## Task prompt
Find the lines with the string "Указатель" and return them.

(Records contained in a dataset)
────────────────────

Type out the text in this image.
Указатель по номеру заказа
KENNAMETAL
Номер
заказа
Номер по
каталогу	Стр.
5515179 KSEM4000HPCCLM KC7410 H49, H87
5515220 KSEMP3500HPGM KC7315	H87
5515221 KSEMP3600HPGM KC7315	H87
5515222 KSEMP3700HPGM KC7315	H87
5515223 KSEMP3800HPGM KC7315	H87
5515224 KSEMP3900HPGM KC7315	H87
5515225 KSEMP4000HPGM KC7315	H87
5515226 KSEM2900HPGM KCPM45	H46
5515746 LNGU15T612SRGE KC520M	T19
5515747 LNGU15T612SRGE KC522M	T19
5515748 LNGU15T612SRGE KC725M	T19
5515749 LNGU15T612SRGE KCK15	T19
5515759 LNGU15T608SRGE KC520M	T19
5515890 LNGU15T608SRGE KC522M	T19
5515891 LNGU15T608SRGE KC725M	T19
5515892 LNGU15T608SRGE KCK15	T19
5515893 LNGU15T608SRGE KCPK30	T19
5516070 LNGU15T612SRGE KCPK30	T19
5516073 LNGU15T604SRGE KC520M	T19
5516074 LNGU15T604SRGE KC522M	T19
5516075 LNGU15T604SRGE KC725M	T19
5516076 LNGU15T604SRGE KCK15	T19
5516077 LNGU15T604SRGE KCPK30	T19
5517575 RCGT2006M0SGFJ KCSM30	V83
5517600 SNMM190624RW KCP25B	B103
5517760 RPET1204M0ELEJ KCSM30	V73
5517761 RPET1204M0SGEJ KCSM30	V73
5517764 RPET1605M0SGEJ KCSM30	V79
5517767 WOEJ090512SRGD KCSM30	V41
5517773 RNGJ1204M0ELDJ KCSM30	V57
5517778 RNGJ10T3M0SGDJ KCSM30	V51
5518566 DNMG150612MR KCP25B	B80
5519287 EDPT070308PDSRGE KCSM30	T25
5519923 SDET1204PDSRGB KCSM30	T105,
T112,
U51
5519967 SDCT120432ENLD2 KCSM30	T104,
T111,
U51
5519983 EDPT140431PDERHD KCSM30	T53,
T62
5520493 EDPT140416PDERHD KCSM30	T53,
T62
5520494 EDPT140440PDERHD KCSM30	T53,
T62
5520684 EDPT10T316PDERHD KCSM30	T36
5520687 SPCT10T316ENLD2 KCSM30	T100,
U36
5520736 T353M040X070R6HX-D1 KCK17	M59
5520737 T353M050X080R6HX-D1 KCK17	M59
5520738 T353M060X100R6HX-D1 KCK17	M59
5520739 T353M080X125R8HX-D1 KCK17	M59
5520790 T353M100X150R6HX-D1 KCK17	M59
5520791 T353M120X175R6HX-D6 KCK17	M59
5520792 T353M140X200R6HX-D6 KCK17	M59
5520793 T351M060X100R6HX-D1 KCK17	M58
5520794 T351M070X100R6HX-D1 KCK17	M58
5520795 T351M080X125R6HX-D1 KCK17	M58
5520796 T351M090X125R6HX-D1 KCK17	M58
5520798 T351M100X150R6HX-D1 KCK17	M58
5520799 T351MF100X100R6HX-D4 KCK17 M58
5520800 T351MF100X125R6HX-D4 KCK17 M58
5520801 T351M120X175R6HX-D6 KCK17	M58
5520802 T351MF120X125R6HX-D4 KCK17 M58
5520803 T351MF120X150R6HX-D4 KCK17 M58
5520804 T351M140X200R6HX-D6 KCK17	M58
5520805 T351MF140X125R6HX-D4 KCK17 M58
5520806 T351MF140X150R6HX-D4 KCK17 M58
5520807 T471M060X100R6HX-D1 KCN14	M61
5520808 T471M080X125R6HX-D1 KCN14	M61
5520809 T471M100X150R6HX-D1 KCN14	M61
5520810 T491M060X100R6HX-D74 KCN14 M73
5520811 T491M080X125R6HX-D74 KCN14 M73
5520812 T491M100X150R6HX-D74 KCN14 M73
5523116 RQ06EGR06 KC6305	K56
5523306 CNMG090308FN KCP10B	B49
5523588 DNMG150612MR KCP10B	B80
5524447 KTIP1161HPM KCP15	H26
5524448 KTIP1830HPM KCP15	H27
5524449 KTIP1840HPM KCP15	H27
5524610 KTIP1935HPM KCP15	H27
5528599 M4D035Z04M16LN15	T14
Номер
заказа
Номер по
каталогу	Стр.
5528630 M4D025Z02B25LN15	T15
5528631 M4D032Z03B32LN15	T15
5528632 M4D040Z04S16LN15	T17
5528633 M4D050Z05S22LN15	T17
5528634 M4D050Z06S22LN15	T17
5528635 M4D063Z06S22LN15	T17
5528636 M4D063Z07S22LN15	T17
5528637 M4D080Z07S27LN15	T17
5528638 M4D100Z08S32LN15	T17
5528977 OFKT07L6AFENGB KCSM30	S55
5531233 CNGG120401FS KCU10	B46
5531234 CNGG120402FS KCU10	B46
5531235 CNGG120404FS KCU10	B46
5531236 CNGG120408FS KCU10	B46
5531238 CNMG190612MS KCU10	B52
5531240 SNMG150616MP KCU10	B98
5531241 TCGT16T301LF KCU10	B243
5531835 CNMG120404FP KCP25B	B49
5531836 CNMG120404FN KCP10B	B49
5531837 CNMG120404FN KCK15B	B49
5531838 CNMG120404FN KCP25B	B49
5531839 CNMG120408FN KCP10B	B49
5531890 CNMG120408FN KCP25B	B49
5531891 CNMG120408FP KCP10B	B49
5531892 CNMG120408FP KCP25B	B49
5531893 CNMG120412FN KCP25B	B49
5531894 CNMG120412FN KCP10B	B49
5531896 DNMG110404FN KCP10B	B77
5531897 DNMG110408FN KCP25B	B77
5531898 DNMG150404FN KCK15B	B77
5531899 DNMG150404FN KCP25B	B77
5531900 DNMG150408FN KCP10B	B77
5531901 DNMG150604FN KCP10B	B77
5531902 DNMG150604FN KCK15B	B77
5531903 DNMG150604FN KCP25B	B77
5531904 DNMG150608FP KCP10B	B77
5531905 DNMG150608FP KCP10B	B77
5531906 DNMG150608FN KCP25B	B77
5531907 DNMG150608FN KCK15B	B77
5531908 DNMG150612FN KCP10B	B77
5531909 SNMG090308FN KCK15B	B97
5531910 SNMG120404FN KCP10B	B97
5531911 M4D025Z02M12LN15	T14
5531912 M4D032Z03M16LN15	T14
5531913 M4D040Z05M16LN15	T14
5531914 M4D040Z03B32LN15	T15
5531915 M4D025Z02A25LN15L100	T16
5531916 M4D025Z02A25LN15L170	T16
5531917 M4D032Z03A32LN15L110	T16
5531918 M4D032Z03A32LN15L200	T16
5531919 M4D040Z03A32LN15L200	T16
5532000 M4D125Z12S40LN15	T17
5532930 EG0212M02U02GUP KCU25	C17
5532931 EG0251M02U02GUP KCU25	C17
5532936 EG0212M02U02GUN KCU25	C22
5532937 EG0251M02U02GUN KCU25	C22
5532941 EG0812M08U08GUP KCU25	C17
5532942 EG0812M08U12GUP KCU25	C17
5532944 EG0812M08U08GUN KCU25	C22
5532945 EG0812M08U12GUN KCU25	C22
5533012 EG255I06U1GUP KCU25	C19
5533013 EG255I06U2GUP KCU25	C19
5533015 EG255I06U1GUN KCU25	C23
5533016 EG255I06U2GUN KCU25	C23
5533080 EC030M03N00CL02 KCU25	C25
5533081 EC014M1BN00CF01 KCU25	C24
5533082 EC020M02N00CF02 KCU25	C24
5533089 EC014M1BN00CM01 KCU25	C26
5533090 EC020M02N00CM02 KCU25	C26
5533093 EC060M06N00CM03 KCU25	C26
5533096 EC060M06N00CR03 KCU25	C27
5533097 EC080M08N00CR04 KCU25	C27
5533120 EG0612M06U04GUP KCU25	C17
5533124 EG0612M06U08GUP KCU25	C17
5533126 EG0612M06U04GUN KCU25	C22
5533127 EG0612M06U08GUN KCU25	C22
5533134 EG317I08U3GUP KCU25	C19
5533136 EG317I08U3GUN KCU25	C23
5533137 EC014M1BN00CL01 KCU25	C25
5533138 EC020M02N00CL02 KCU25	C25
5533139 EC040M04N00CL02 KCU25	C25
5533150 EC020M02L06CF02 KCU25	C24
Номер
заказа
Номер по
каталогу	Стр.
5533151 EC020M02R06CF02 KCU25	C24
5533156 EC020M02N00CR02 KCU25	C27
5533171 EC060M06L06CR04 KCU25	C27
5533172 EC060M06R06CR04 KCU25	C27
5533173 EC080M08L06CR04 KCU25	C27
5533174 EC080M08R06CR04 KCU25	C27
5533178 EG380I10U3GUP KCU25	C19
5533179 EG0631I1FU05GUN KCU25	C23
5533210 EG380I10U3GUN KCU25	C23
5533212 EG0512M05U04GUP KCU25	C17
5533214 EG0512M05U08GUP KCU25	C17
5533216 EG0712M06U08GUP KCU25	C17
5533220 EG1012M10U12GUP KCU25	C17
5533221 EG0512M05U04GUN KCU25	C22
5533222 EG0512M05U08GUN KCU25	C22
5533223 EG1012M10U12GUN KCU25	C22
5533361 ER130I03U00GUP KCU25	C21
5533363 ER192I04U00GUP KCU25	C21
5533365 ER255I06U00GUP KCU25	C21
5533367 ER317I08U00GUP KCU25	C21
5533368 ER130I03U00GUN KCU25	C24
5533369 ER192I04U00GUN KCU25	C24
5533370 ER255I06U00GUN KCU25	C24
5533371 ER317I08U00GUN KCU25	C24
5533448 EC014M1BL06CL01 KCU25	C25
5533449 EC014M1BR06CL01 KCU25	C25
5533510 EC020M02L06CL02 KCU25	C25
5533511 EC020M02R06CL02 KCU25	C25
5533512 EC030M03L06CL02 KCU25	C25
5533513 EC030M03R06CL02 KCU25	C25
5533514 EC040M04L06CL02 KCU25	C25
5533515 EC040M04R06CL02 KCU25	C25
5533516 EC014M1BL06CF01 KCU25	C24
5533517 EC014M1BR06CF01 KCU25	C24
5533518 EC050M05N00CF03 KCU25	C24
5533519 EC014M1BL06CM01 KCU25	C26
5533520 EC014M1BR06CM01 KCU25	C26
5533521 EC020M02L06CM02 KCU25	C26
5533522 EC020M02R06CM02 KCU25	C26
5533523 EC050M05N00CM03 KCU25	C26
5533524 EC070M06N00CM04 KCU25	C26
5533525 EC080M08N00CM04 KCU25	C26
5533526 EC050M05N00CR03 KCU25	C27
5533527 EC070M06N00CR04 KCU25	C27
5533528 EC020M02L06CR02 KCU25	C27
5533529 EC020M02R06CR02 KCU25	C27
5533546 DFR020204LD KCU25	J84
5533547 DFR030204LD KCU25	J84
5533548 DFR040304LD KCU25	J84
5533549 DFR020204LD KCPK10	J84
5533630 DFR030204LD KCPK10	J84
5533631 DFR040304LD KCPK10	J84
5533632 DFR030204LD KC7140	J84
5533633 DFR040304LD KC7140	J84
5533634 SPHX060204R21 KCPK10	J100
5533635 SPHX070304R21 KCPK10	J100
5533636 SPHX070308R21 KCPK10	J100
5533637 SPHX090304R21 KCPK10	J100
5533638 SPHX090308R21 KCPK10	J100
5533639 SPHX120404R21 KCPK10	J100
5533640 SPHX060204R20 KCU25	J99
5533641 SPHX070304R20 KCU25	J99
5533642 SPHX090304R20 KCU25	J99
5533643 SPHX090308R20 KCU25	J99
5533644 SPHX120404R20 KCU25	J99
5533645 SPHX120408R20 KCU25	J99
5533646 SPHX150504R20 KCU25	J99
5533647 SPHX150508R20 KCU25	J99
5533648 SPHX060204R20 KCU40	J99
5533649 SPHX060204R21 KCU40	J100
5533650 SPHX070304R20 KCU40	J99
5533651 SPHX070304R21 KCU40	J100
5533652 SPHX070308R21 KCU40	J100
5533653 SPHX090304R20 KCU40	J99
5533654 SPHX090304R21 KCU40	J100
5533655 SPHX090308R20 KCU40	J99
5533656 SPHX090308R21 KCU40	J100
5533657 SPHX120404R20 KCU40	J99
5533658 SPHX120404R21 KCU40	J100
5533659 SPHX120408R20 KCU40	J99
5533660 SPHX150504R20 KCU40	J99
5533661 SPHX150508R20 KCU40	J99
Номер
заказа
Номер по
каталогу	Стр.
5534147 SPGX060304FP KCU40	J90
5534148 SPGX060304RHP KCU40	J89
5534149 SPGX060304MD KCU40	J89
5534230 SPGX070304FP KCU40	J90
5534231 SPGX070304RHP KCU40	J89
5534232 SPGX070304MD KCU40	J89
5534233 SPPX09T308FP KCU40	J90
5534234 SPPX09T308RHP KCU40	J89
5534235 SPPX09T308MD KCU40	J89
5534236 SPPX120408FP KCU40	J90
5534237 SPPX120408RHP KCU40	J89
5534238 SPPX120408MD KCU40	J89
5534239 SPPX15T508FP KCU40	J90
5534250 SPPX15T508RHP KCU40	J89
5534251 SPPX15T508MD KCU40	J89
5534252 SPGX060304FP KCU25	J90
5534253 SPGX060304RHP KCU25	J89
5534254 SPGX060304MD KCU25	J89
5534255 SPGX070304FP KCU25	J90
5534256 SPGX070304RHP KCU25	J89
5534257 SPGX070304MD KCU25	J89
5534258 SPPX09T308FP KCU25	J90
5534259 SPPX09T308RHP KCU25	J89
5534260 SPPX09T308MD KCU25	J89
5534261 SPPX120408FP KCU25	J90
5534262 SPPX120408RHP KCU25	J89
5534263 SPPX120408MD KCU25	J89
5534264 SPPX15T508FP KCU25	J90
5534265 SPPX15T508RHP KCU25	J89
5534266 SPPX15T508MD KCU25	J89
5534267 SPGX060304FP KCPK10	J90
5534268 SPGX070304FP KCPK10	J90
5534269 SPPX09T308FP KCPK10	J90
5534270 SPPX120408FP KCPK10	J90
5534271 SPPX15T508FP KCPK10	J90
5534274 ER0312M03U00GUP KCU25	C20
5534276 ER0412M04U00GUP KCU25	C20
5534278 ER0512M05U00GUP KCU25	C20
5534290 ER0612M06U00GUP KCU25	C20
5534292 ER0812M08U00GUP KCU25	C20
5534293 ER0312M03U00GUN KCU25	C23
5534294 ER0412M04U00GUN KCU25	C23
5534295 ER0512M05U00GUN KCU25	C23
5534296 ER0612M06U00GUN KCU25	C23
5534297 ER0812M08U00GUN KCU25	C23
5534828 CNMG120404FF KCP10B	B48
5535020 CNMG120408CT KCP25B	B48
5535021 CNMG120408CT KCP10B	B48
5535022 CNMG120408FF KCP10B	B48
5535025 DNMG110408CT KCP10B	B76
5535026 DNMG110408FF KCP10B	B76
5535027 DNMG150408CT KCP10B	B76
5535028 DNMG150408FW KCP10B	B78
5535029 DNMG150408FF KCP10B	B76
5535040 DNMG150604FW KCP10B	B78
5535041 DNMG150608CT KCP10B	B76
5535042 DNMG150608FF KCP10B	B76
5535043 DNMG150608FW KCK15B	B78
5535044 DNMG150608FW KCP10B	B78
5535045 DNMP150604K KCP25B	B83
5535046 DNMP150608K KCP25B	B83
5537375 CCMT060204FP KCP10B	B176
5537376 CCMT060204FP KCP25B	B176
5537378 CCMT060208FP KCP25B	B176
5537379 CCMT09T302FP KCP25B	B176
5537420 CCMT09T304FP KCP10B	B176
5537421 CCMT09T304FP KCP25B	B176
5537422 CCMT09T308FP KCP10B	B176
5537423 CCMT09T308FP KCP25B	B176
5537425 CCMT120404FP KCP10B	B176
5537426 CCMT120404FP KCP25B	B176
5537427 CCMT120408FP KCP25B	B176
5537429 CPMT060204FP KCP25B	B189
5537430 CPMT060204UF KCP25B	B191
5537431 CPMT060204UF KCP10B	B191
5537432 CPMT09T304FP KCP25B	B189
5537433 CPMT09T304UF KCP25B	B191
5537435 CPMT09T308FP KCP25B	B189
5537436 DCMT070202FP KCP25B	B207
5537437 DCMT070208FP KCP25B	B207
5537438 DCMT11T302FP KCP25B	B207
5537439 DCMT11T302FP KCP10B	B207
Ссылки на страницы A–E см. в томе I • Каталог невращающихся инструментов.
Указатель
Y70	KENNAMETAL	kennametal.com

────────────────────

## Solved problem
Указатель по номеру заказа
Указатель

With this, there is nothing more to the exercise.